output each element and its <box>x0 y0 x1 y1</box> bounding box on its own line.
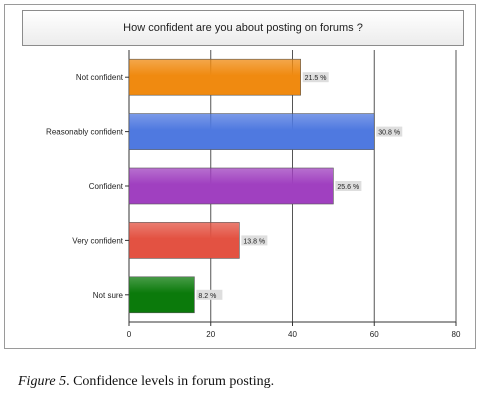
data-label-box <box>376 126 403 137</box>
bar <box>128 58 301 96</box>
figure-caption: Figure 5. Confidence levels in forum pos… <box>18 374 274 390</box>
data-label: 30.8 % <box>378 130 400 137</box>
bar <box>128 113 375 150</box>
category-label: Not sure <box>93 291 124 300</box>
chart-title-box: How confident are you about posting on f… <box>22 10 464 46</box>
data-label: 21.5 % <box>305 75 327 82</box>
data-label-box <box>196 289 223 300</box>
chart-title: How confident are you about posting on f… <box>123 22 363 34</box>
x-tick-label: 0 <box>127 330 132 339</box>
bar <box>128 167 334 205</box>
caption-text: . Confidence levels in forum posting. <box>66 374 275 389</box>
data-label-box <box>302 72 329 83</box>
category-label: Confident <box>89 182 124 191</box>
data-label: 13.8 % <box>243 238 265 245</box>
x-tick-label: 60 <box>370 330 379 339</box>
x-tick-label: 80 <box>452 330 461 339</box>
x-tick-label: 40 <box>288 330 297 339</box>
category-label: Very confident <box>72 236 123 245</box>
category-label: Not confident <box>76 73 124 82</box>
category-label: Reasonably confident <box>46 128 124 137</box>
bar <box>128 276 195 314</box>
figure-label: Figure 5 <box>18 374 67 389</box>
x-tick-label: 20 <box>206 330 215 339</box>
data-label: 8.2 % <box>198 293 216 300</box>
bar-chart: 0 20 40 60 80 Not confident 21.5 % Reasonably c… <box>46 50 461 339</box>
data-label: 25.6 % <box>337 184 359 191</box>
data-label-box <box>335 181 362 191</box>
bar <box>128 222 240 259</box>
data-label-box <box>241 235 268 246</box>
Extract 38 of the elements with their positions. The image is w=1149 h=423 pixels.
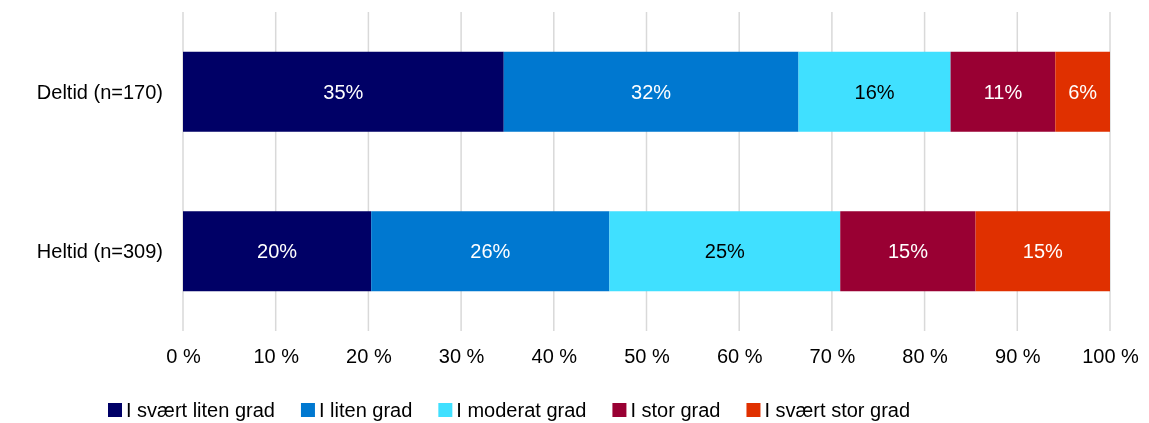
bar	[183, 211, 372, 292]
legend-label: I liten grad	[318, 399, 413, 421]
x-tick-label: 90 %	[995, 345, 1041, 368]
bar	[975, 211, 1110, 292]
bar	[609, 211, 841, 292]
data-label: 35%	[323, 80, 364, 103]
x-tick-label: 60 %	[716, 345, 763, 368]
x-tick-label: 40 %	[531, 345, 578, 368]
data-label: 16%	[854, 80, 895, 103]
bar	[503, 51, 799, 132]
bar	[371, 211, 610, 292]
bar	[1055, 51, 1110, 132]
data-label: 20%	[257, 240, 298, 263]
data-label: 25%	[704, 240, 746, 263]
legend-label: I svært stor grad	[764, 399, 911, 421]
bar	[183, 51, 504, 132]
bar	[950, 51, 1056, 132]
legend-label: I stor grad	[630, 399, 721, 421]
bar	[798, 51, 951, 132]
x-tick-label: 10 %	[253, 345, 300, 368]
data-label: 15%	[887, 240, 929, 263]
x-tick-label: 0 %	[166, 345, 201, 368]
x-tick-label: 20 %	[346, 345, 392, 368]
legend-label: I svært liten grad	[126, 399, 275, 421]
y-tick-label: Heltid (n=309)	[36, 240, 163, 263]
data-label: 15%	[1022, 240, 1064, 263]
data-label: 11%	[983, 80, 1023, 103]
x-tick-label: 30 %	[438, 345, 485, 368]
data-label: 6%	[1068, 80, 1098, 103]
data-label: 26%	[470, 240, 511, 263]
y-tick-label: Deltid (n=170)	[36, 80, 163, 103]
legend-label: I moderat grad	[456, 399, 587, 421]
x-tick-label: 70 %	[809, 345, 856, 368]
bar	[840, 211, 976, 292]
data-label: 32%	[631, 80, 672, 103]
x-tick-label: 80 %	[902, 345, 949, 368]
x-tick-label: 50 %	[624, 345, 671, 368]
x-tick-label: 100 %	[1082, 345, 1140, 368]
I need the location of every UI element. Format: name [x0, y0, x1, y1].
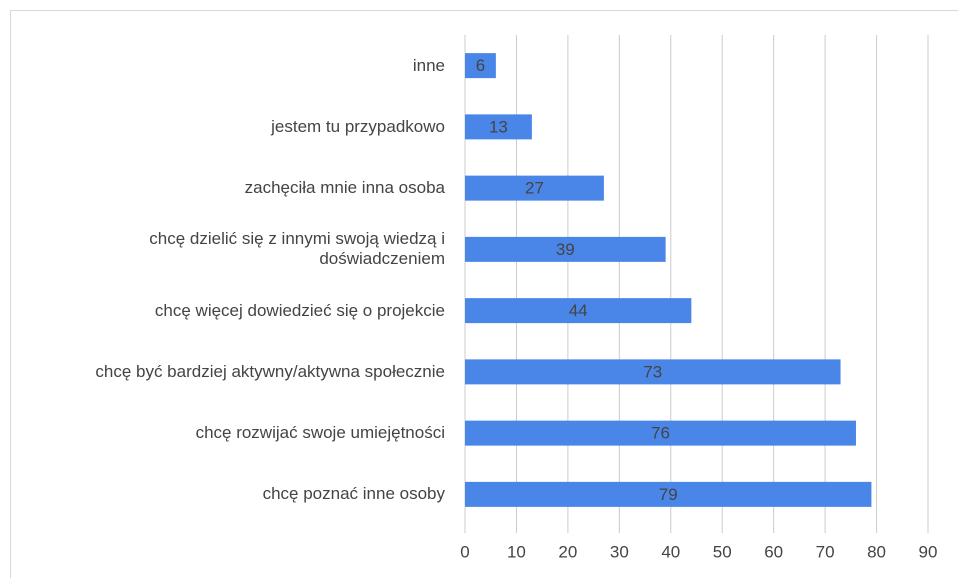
- x-tick-label: 60: [764, 542, 783, 561]
- y-tick-label: inne: [412, 55, 445, 75]
- bar: [465, 236, 666, 262]
- y-tick-label: chcę być bardziej aktywny/aktywna społec…: [95, 361, 445, 381]
- x-tick-label: 10: [507, 542, 526, 561]
- x-tick-label: 40: [661, 542, 680, 561]
- data-label: 6: [476, 56, 485, 75]
- x-tick-label: 30: [610, 542, 629, 561]
- bar: [465, 114, 532, 140]
- bar: [465, 298, 692, 324]
- y-tick-label: zachęciła mnie inna osoba: [244, 178, 445, 198]
- y-tick-label: jestem tu przypadkowo: [271, 116, 445, 136]
- chart-border: [10, 10, 958, 578]
- data-label: 79: [659, 485, 678, 504]
- data-label: 13: [489, 117, 508, 136]
- x-tick-label: 70: [816, 542, 835, 561]
- x-tick-label: 50: [713, 542, 732, 561]
- data-label: 44: [569, 301, 588, 320]
- y-tick-label: chcę rozwijać swoje umiejętności: [195, 423, 445, 443]
- y-tick-label: chcę więcej dowiedzieć się o projekcie: [154, 300, 445, 320]
- bar: [465, 175, 604, 201]
- bar: [465, 359, 841, 385]
- y-tick-label: chcę dzielić się z innymi swoją wiedzą i…: [149, 229, 445, 269]
- bar: [465, 53, 496, 79]
- x-tick-label: 90: [919, 542, 938, 561]
- data-label: 27: [525, 179, 544, 198]
- data-label: 39: [556, 240, 575, 259]
- data-label: 73: [643, 362, 662, 381]
- data-label: 76: [651, 424, 670, 443]
- bar: [465, 481, 872, 507]
- x-tick-label: 20: [558, 542, 577, 561]
- x-tick-label: 80: [867, 542, 886, 561]
- x-tick-label: 0: [460, 542, 469, 561]
- y-tick-label: chcę poznać inne osoby: [262, 484, 445, 504]
- bar: [465, 420, 856, 446]
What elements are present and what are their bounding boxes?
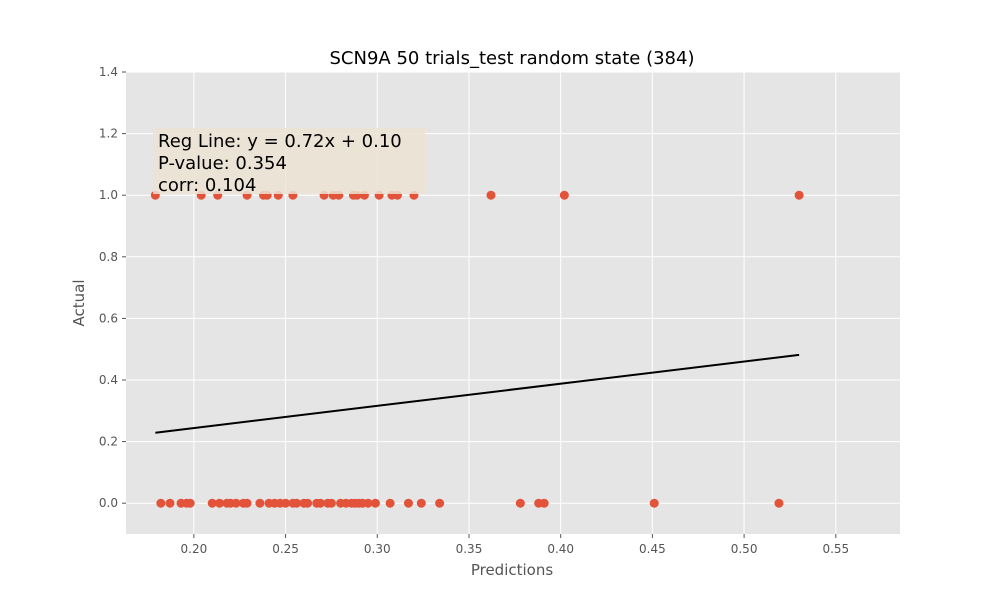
regression-line xyxy=(155,353,800,434)
y-tick-label: 0.8 xyxy=(99,250,118,264)
data-point xyxy=(774,498,784,508)
y-tick-label: 1.4 xyxy=(99,65,118,79)
data-point xyxy=(416,498,426,508)
y-tick-label: 1.2 xyxy=(99,127,118,141)
data-point xyxy=(539,498,549,508)
data-point xyxy=(649,498,659,508)
gridlines xyxy=(126,71,900,534)
y-tick-label: 0.4 xyxy=(99,373,118,387)
y-tick-label: 0.0 xyxy=(99,496,118,510)
data-point xyxy=(403,498,413,508)
data-point xyxy=(303,498,313,508)
data-point xyxy=(292,498,302,508)
data-point xyxy=(370,498,380,508)
x-tick-label: 0.45 xyxy=(639,542,666,556)
annotation-box: Reg Line: y = 0.72x + 0.10 P-value: 0.35… xyxy=(153,128,425,196)
data-point xyxy=(231,498,241,508)
data-point xyxy=(363,498,373,508)
data-point xyxy=(156,498,166,508)
y-tick-label: 0.2 xyxy=(99,435,118,449)
annotation-background xyxy=(153,128,425,194)
data-points xyxy=(150,190,804,508)
data-point xyxy=(215,498,225,508)
x-tick-label: 0.40 xyxy=(547,542,574,556)
data-point xyxy=(559,190,569,200)
data-point xyxy=(486,190,496,200)
data-point xyxy=(242,498,252,508)
x-tick-label: 0.35 xyxy=(456,542,483,556)
data-point xyxy=(794,190,804,200)
data-point xyxy=(326,498,336,508)
annotation-corr: corr: 0.104 xyxy=(158,175,256,196)
x-axis-ticks: 0.20 0.25 0.30 0.35 0.40 0.45 0.50 0.55 xyxy=(181,534,849,556)
y-tick-label: 1.0 xyxy=(99,188,118,202)
data-point xyxy=(515,498,525,508)
data-point xyxy=(281,498,291,508)
data-point xyxy=(315,498,325,508)
data-point xyxy=(207,498,217,508)
data-point xyxy=(435,498,445,508)
x-axis-label: Predictions xyxy=(471,561,554,579)
y-axis-label: Actual xyxy=(70,280,88,327)
x-tick-label: 0.30 xyxy=(364,542,391,556)
data-point xyxy=(185,498,195,508)
data-point xyxy=(385,498,395,508)
x-tick-label: 0.55 xyxy=(822,542,849,556)
x-tick-label: 0.25 xyxy=(272,542,299,556)
data-point xyxy=(165,498,175,508)
x-tick-label: 0.20 xyxy=(181,542,208,556)
chart-title: SCN9A 50 trials_test random state (384) xyxy=(330,48,695,69)
x-tick-label: 0.50 xyxy=(731,542,758,556)
annotation-regression: Reg Line: y = 0.72x + 0.10 xyxy=(158,131,402,152)
data-point xyxy=(255,498,265,508)
y-axis-ticks: 0.0 0.2 0.4 0.6 0.8 1.0 1.2 1.4 xyxy=(99,65,126,510)
annotation-pvalue: P-value: 0.354 xyxy=(158,153,287,174)
y-tick-label: 0.6 xyxy=(99,311,118,325)
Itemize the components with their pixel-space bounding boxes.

────────────────────────────────────────

What is being asked =>
Copy the listing from the line with "211, 372, 292]" up to and including the line with "345, 201, 368]", keeping every character as it appears.

Answer to this task =>
bar	[183, 211, 372, 292]
legend-label: I liten grad	[318, 399, 413, 421]
x-tick-label: 90 %	[995, 345, 1041, 368]
bar	[975, 211, 1110, 292]
bar	[609, 211, 841, 292]
data-label: 35%	[323, 80, 364, 103]
x-tick-label: 60 %	[716, 345, 763, 368]
x-tick-label: 40 %	[531, 345, 578, 368]
data-label: 16%	[854, 80, 895, 103]
bar	[503, 51, 799, 132]
bar	[371, 211, 610, 292]
bar	[1055, 51, 1110, 132]
data-label: 20%	[257, 240, 298, 263]
data-label: 25%	[704, 240, 746, 263]
legend-label: I svært stor grad	[764, 399, 911, 421]
bar	[183, 51, 504, 132]
bar	[950, 51, 1056, 132]
legend-label: I stor grad	[630, 399, 721, 421]
bar	[798, 51, 951, 132]
x-tick-label: 10 %	[253, 345, 300, 368]
data-label: 15%	[887, 240, 929, 263]
x-tick-label: 0 %	[166, 345, 201, 368]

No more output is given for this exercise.